WHAT TO PRODUCE: Lay out the entries from the first line through the line containing "cell-userid[interactable]: 3 [280, 323, 405, 352]", both included, as a Markdown table with the columns Row and Text, leaving out any blank lines.

================

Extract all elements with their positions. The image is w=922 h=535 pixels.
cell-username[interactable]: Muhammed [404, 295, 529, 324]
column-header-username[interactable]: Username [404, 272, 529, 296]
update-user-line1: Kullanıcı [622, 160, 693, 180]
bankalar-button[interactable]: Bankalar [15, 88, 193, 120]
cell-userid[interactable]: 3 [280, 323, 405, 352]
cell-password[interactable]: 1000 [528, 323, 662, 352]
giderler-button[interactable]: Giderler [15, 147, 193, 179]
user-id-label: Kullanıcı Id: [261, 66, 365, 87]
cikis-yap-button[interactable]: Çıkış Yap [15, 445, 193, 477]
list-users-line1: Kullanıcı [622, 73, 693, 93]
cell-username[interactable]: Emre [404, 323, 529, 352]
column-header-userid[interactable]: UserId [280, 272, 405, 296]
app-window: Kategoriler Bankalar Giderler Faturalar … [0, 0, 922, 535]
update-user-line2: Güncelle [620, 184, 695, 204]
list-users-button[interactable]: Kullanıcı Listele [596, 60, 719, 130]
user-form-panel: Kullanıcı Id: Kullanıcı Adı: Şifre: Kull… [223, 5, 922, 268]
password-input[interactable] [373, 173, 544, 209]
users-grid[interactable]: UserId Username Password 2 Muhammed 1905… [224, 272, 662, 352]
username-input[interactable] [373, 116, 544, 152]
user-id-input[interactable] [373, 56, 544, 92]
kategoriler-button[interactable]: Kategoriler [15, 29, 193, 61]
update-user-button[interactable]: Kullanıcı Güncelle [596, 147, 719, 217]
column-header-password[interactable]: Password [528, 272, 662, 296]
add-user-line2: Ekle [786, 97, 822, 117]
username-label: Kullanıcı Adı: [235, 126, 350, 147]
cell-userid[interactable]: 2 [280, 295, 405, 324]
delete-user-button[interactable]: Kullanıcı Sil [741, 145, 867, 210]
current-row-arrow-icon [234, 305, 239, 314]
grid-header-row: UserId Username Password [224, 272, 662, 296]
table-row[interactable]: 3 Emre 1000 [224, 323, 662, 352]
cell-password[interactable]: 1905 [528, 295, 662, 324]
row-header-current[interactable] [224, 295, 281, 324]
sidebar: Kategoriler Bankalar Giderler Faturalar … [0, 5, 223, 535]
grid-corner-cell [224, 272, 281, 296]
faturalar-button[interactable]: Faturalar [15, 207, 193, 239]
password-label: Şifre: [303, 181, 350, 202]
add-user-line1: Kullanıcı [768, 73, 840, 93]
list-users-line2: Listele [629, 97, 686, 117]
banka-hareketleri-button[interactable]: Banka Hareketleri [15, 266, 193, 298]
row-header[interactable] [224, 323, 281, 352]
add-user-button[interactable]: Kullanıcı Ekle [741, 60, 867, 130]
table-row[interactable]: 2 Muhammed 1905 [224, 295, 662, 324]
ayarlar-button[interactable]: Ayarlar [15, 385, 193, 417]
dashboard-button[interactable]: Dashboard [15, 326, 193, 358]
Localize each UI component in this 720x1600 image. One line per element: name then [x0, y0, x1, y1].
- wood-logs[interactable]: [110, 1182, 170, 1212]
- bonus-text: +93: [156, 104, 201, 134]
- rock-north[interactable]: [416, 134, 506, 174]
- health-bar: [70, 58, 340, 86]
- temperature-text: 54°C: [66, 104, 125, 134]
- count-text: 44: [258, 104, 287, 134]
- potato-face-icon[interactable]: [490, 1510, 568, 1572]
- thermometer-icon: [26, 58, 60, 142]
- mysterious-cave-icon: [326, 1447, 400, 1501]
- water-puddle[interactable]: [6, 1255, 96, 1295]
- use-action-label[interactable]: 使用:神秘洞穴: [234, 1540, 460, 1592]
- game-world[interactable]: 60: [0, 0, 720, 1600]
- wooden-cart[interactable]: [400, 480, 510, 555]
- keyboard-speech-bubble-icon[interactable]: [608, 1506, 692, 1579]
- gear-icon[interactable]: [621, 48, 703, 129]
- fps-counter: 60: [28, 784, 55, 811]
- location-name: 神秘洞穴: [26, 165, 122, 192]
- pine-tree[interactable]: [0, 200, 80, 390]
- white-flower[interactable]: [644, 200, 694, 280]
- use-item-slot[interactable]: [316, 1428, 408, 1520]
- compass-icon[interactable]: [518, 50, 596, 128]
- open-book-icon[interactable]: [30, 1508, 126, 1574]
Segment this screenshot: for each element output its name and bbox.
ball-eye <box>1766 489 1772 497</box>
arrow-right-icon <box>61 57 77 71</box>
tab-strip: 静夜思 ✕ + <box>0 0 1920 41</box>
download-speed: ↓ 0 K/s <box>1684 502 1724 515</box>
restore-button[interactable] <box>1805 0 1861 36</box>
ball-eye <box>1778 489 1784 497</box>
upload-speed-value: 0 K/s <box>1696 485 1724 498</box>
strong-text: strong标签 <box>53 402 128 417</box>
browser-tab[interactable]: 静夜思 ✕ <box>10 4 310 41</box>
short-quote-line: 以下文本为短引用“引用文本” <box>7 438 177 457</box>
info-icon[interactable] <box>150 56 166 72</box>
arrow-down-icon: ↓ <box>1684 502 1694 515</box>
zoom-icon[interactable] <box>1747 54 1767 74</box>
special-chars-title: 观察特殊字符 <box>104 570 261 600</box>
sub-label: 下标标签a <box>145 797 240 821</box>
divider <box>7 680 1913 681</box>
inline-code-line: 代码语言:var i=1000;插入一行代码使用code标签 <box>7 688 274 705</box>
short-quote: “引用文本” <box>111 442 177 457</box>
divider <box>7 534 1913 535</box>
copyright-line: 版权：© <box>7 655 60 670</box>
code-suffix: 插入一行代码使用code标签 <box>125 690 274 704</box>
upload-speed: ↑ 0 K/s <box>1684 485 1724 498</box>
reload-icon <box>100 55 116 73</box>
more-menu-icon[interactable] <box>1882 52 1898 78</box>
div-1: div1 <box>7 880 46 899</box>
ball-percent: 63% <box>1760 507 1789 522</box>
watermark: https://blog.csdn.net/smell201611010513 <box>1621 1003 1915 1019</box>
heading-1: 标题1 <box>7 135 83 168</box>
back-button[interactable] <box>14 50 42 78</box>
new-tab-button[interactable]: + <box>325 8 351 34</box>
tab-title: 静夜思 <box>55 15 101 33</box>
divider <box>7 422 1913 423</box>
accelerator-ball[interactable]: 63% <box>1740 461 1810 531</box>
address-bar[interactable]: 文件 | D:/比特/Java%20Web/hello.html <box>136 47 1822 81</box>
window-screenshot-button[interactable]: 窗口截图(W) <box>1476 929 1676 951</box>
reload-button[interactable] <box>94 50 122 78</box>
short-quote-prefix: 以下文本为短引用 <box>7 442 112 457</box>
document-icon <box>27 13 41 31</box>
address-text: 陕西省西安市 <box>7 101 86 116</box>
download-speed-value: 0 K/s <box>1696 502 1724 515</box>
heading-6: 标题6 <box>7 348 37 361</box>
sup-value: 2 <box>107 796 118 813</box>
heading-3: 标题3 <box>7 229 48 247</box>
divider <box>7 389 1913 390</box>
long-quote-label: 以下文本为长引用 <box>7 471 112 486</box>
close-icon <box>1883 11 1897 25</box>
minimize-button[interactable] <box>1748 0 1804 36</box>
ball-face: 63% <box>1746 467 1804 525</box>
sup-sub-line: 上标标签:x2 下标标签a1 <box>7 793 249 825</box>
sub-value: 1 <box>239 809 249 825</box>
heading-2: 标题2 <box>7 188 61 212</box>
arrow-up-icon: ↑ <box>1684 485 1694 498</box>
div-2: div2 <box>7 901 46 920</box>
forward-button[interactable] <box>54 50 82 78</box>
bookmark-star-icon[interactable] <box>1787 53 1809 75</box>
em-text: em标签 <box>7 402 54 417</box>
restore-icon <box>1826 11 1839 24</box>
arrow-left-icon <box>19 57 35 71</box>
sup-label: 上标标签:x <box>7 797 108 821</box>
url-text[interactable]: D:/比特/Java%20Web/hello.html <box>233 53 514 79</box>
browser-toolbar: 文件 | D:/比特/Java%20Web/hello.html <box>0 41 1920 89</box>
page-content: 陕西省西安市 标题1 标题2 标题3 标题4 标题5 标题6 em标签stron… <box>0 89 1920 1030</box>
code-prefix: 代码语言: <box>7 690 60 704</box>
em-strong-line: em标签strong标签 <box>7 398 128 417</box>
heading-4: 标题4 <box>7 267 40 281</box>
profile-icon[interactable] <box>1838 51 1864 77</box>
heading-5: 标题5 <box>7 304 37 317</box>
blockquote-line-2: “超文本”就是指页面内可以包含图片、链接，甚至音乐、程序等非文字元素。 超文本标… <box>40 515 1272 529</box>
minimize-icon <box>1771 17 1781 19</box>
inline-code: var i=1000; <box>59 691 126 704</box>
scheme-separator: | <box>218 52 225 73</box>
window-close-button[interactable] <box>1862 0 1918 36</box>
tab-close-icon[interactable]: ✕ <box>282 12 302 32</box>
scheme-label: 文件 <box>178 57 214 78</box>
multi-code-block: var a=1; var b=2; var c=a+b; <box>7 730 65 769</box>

================

SOLUTION:
| Row | Text |
|---|---|
| 1 | Extract all elements with their positions. The image is w=922 h=535 pixels. |
| 2 | cell-username[interactable]: Muhammed [404, 295, 529, 324] |
| 3 | column-header-username[interactable]: Username [404, 272, 529, 296] |
| 4 | update-user-line1: Kullanıcı [622, 160, 693, 180] |
| 5 | bankalar-button[interactable]: Bankalar [15, 88, 193, 120] |
| 6 | cell-userid[interactable]: 3 [280, 323, 405, 352] |